(To do) Format every line of the material below as a JSON list of strings, one string per line, skipping any blank lines.

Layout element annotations
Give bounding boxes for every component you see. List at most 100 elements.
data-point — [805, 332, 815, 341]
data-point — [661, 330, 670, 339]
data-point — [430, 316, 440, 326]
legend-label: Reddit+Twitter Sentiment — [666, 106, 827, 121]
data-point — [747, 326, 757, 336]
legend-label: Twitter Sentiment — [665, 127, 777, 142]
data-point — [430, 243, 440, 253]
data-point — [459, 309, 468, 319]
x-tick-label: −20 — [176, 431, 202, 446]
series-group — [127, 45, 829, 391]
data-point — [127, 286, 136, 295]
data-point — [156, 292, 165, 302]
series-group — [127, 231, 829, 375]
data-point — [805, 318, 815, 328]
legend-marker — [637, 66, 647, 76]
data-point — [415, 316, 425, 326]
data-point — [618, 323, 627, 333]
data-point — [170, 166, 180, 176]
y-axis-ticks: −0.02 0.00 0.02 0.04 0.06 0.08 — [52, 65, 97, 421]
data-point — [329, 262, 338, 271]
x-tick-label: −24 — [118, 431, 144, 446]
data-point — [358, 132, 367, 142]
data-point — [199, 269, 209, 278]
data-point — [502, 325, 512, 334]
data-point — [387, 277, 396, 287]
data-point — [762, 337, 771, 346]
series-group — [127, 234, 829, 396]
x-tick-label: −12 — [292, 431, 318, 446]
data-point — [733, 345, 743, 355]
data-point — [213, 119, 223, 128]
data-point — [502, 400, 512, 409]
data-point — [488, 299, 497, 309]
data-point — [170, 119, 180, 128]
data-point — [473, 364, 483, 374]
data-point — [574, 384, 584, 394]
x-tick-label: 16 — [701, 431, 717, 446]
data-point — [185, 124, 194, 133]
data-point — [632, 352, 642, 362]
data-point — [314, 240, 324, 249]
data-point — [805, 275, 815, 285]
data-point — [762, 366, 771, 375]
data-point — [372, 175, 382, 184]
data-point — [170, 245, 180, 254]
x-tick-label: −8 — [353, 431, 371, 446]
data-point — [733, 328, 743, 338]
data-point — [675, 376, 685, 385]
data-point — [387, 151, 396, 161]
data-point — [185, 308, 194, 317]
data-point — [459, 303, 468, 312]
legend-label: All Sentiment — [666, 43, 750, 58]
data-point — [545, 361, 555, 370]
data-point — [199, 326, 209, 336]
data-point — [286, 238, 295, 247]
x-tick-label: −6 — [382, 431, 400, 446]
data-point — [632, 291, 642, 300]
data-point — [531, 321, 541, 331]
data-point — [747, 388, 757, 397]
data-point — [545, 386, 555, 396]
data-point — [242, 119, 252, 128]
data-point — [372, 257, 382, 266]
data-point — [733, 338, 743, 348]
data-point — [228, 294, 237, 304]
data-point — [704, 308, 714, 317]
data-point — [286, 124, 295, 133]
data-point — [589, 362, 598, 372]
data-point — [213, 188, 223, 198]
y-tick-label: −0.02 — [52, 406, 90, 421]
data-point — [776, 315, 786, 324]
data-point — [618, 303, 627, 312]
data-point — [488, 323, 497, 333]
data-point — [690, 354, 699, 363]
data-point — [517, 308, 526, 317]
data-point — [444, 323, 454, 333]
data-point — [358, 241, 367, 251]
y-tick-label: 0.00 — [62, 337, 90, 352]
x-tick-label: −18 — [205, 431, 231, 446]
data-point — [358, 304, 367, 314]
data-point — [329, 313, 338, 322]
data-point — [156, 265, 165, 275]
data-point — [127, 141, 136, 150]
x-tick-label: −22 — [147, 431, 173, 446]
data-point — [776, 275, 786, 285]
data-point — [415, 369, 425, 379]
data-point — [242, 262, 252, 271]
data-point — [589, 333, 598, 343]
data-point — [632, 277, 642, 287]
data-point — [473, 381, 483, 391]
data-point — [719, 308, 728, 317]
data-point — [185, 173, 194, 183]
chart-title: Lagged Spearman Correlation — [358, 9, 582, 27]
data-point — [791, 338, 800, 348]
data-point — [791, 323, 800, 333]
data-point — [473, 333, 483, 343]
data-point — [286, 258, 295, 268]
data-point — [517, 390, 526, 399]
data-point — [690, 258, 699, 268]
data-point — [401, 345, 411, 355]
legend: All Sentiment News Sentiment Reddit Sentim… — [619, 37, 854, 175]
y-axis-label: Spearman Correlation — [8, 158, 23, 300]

(The response)
[
  "Give bounding boxes for every component you see. List at most 100 elements.",
  "data-point — [805, 332, 815, 341]",
  "data-point — [661, 330, 670, 339]",
  "data-point — [430, 316, 440, 326]",
  "legend-label: Reddit+Twitter Sentiment — [666, 106, 827, 121]",
  "data-point — [747, 326, 757, 336]",
  "legend-label: Twitter Sentiment — [665, 127, 777, 142]",
  "data-point — [430, 243, 440, 253]",
  "data-point — [459, 309, 468, 319]",
  "x-tick-label: −20 — [176, 431, 202, 446]",
  "series-group — [127, 45, 829, 391]",
  "data-point — [127, 286, 136, 295]",
  "data-point — [156, 292, 165, 302]",
  "series-group — [127, 231, 829, 375]",
  "data-point — [805, 318, 815, 328]",
  "legend-marker — [637, 66, 647, 76]",
  "data-point — [415, 316, 425, 326]",
  "data-point — [618, 323, 627, 333]",
  "data-point — [170, 166, 180, 176]",
  "y-axis-ticks: −0.02 0.00 0.02 0.04 0.06 0.08 — [52, 65, 97, 421]",
  "data-point — [329, 262, 338, 271]",
  "x-tick-label: −24 — [118, 431, 144, 446]",
  "data-point — [358, 132, 367, 142]",
  "data-point — [199, 269, 209, 278]",
  "data-point — [502, 325, 512, 334]",
  "data-point — [387, 277, 396, 287]",
  "data-point — [762, 337, 771, 346]",
  "series-group — [127, 234, 829, 396]",
  "x-tick-label: −12 — [292, 431, 318, 446]",
  "data-point — [733, 345, 743, 355]",
  "data-point — [213, 119, 223, 128]",
  "data-point — [502, 400, 512, 409]",
  "data-point — [488, 299, 497, 309]",
  "data-point — [170, 119, 180, 128]",
  "data-point — [473, 364, 483, 374]",
  "data-point — [574, 384, 584, 394]",
  "x-tick-label: 16 — [701, 431, 717, 446]",
  "data-point — [185, 124, 194, 133]",
  "data-point — [632, 352, 642, 362]",
  "data-point — [314, 240, 324, 249]",
  "data-point — [805, 275, 815, 285]",
  "data-point — [762, 366, 771, 375]",
  "data-point — [372, 175, 382, 184]",
  "data-point — [170, 245, 180, 254]",
  "x-tick-label: −8 — [353, 431, 371, 446]",
  "data-point — [733, 328, 743, 338]",
  "data-point — [675, 376, 685, 385]",
  "data-point — [387, 151, 396, 161]",
  "data-point — [185, 308, 194, 317]",
  "data-point — [459, 303, 468, 312]",
  "legend-label: All Sentiment — [666, 43, 750, 58]",
  "data-point — [545, 361, 555, 370]",
  "data-point — [199, 326, 209, 336]",
  "data-point — [286, 238, 295, 247]",
  "x-tick-label: −6 — [382, 431, 400, 446]",
  "data-point — [632, 291, 642, 300]",
  "data-point — [531, 321, 541, 331]",
  "data-point — [747, 388, 757, 397]",
  "data-point — [545, 386, 555, 396]",
  "data-point — [242, 119, 252, 128]",
  "data-point — [372, 257, 382, 266]",
  "data-point — [733, 338, 743, 348]",
  "data-point — [228, 294, 237, 304]",
  "data-point — [704, 308, 714, 317]",
  "data-point — [286, 124, 295, 133]",
  "data-point — [589, 362, 598, 372]",
  "data-point — [213, 188, 223, 198]",
  "y-tick-label: −0.02 — [52, 406, 90, 421]",
  "data-point — [776, 315, 786, 324]",
  "data-point — [618, 303, 627, 312]",
  "data-point — [488, 323, 497, 333]",
  "data-point — [690, 354, 699, 363]",
  "data-point — [517, 308, 526, 317]",
  "data-point — [444, 323, 454, 333]",
  "data-point — [358, 241, 367, 251]",
  "y-tick-label: 0.00 — [62, 337, 90, 352]",
  "x-tick-label: −18 — [205, 431, 231, 446]",
  "data-point — [358, 304, 367, 314]",
  "data-point — [329, 313, 338, 322]",
  "data-point — [156, 265, 165, 275]",
  "data-point — [127, 141, 136, 150]",
  "x-tick-label: −22 — [147, 431, 173, 446]",
  "data-point — [776, 275, 786, 285]",
  "data-point — [415, 369, 425, 379]",
  "data-point — [242, 262, 252, 271]",
  "data-point — [589, 333, 598, 343]",
  "data-point — [632, 277, 642, 287]",
  "data-point — [473, 381, 483, 391]",
  "data-point — [719, 308, 728, 317]",
  "data-point — [185, 173, 194, 183]",
  "chart-title: Lagged Spearman Correlation — [358, 9, 582, 27]",
  "data-point — [791, 338, 800, 348]",
  "data-point — [791, 323, 800, 333]",
  "data-point — [473, 333, 483, 343]",
  "data-point — [286, 258, 295, 268]",
  "data-point — [517, 390, 526, 399]",
  "data-point — [690, 258, 699, 268]",
  "data-point — [401, 345, 411, 355]",
  "legend: All Sentiment News Sentiment Reddit Sentim… — [619, 37, 854, 175]",
  "y-axis-label: Spearman Correlation — [8, 158, 23, 300]"
]